>> START Records supplied

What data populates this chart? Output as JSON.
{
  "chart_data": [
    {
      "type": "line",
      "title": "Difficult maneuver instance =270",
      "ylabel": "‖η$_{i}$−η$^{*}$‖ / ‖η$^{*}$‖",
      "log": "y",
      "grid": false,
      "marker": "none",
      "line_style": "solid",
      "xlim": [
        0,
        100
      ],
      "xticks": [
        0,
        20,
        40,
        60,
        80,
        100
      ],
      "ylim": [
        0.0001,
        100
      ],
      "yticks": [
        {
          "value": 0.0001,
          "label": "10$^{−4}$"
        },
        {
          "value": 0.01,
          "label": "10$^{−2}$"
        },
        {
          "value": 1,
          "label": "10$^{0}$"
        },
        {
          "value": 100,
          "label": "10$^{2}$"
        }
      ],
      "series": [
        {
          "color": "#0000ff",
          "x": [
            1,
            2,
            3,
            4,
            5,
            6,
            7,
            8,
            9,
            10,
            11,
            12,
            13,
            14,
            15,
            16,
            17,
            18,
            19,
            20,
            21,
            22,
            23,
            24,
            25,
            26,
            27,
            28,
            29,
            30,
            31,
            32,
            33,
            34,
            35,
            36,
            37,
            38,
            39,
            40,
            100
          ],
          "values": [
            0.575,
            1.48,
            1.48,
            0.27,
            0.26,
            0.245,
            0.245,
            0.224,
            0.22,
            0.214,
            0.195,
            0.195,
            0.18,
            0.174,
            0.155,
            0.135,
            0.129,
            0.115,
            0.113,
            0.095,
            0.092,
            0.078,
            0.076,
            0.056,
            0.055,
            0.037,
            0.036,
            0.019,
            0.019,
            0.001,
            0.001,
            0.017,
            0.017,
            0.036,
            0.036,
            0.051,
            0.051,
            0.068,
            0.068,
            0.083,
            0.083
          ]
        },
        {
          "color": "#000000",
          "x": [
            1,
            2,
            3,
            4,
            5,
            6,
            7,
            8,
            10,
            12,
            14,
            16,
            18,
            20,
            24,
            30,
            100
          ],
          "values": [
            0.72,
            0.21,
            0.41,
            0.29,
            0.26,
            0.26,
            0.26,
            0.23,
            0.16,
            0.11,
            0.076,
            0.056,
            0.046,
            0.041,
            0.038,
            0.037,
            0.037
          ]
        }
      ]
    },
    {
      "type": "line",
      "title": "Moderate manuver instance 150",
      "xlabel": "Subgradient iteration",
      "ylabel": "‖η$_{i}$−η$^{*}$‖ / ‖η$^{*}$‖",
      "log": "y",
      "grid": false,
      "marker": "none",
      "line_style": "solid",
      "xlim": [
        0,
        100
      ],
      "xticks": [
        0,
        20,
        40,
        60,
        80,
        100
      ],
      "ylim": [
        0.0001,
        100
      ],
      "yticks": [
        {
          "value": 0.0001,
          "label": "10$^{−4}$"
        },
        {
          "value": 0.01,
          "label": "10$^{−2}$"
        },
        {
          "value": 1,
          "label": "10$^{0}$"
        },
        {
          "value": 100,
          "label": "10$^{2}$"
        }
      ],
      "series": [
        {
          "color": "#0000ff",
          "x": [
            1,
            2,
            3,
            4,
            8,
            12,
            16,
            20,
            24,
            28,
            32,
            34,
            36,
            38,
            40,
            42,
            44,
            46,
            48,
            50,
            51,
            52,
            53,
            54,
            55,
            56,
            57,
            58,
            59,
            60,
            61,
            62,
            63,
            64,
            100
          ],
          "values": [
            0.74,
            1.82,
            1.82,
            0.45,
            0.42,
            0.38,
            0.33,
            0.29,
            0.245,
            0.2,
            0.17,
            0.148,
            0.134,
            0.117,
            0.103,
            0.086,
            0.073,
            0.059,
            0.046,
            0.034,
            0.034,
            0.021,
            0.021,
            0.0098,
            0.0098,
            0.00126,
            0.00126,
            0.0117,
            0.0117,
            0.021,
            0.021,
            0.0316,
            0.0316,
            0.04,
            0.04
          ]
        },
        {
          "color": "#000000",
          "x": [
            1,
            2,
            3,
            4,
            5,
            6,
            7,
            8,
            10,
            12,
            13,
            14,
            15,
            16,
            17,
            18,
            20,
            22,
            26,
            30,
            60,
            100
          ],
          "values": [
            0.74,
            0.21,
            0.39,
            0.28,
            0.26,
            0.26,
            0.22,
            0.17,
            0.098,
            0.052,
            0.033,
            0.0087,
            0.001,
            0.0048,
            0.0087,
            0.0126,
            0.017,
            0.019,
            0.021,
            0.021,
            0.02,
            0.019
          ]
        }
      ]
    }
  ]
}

>> END Records supplied

- Set exercise: Give a word-for-word copy of the records.

- Exercise response:
What data populates this chart? Output as JSON.
{
  "chart_data": [
    {
      "type": "line",
      "title": "Difficult maneuver instance =270",
      "ylabel": "‖η$_{i}$−η$^{*}$‖ / ‖η$^{*}$‖",
      "log": "y",
      "grid": false,
      "marker": "none",
      "line_style": "solid",
      "xlim": [
        0,
        100
      ],
      "xticks": [
        0,
        20,
        40,
        60,
        80,
        100
      ],
      "ylim": [
        0.0001,
        100
      ],
      "yticks": [
        {
          "value": 0.0001,
          "label": "10$^{−4}$"
        },
        {
          "value": 0.01,
          "label": "10$^{−2}$"
        },
        {
          "value": 1,
          "label": "10$^{0}$"
        },
        {
          "value": 100,
          "label": "10$^{2}$"
        }
      ],
      "series": [
        {
          "color": "#0000ff",
          "x": [
            1,
            2,
            3,
            4,
            5,
            6,
            7,
            8,
            9,
            10,
            11,
            12,
            13,
            14,
            15,
            16,
            17,
            18,
            19,
            20,
            21,
            22,
            23,
            24,
            25,
            26,
            27,
            28,
            29,
            30,
            31,
            32,
            33,
            34,
            35,
            36,
            37,
            38,
            39,
            40,
            100
          ],
          "values": [
            0.575,
            1.48,
            1.48,
            0.27,
            0.26,
            0.245,
            0.245,
            0.224,
            0.22,
            0.214,
            0.195,
            0.195,
            0.18,
            0.174,
            0.155,
            0.135,
            0.129,
            0.115,
            0.113,
            0.095,
            0.092,
            0.078,
            0.076,
            0.056,
            0.055,
            0.037,
            0.036,
            0.019,
            0.019,
            0.001,
            0.001,
            0.017,
            0.017,
            0.036,
            0.036,
            0.051,
            0.051,
            0.068,
            0.068,
            0.083,
            0.083
          ]
        },
        {
          "color": "#000000",
          "x": [
            1,
            2,
            3,
            4,
            5,
            6,
            7,
            8,
            10,
            12,
            14,
            16,
            18,
            20,
            24,
            30,
            100
          ],
          "values": [
            0.72,
            0.21,
            0.41,
            0.29,
            0.26,
            0.26,
            0.26,
            0.23,
            0.16,
            0.11,
            0.076,
            0.056,
            0.046,
            0.041,
            0.038,
            0.037,
            0.037
          ]
        }
      ]
    },
    {
      "type": "line",
      "title": "Moderate manuver instance 150",
      "xlabel": "Subgradient iteration",
      "ylabel": "‖η$_{i}$−η$^{*}$‖ / ‖η$^{*}$‖",
      "log": "y",
      "grid": false,
      "marker": "none",
      "line_style": "solid",
      "xlim": [
        0,
        100
      ],
      "xticks": [
        0,
        20,
        40,
        60,
        80,
        100
      ],
      "ylim": [
        0.0001,
        100
      ],
      "yticks": [
        {
          "value": 0.0001,
          "label": "10$^{−4}$"
        },
        {
          "value": 0.01,
          "label": "10$^{−2}$"
        },
        {
          "value": 1,
          "label": "10$^{0}$"
        },
        {
          "value": 100,
          "label": "10$^{2}$"
        }
      ],
      "series": [
        {
          "color": "#0000ff",
          "x": [
            1,
            2,
            3,
            4,
            8,
            12,
            16,
            20,
            24,
            28,
            32,
            34,
            36,
            38,
            40,
            42,
            44,
            46,
            48,
            50,
            51,
            52,
            53,
            54,
            55,
            56,
            57,
            58,
            59,
            60,
            61,
            62,
            63,
            64,
            100
          ],
          "values": [
            0.74,
            1.82,
            1.82,
            0.45,
            0.42,
            0.38,
            0.33,
            0.29,
            0.245,
            0.2,
            0.17,
            0.148,
            0.134,
            0.117,
            0.103,
            0.086,
            0.073,
            0.059,
            0.046,
            0.034,
            0.034,
            0.021,
            0.021,
            0.0098,
            0.0098,
            0.00126,
            0.00126,
            0.0117,
            0.0117,
            0.021,
            0.021,
            0.0316,
            0.0316,
            0.04,
            0.04
          ]
        },
        {
          "color": "#000000",
          "x": [
            1,
            2,
            3,
            4,
            5,
            6,
            7,
            8,
            10,
            12,
            13,
            14,
            15,
            16,
            17,
            18,
            20,
            22,
            26,
            30,
            60,
            100
          ],
          "values": [
            0.74,
            0.21,
            0.39,
            0.28,
            0.26,
            0.26,
            0.22,
            0.17,
            0.098,
            0.052,
            0.033,
            0.0087,
            0.001,
            0.0048,
            0.0087,
            0.0126,
            0.017,
            0.019,
            0.021,
            0.021,
            0.02,
            0.019
          ]
        }
      ]
    }
  ]
}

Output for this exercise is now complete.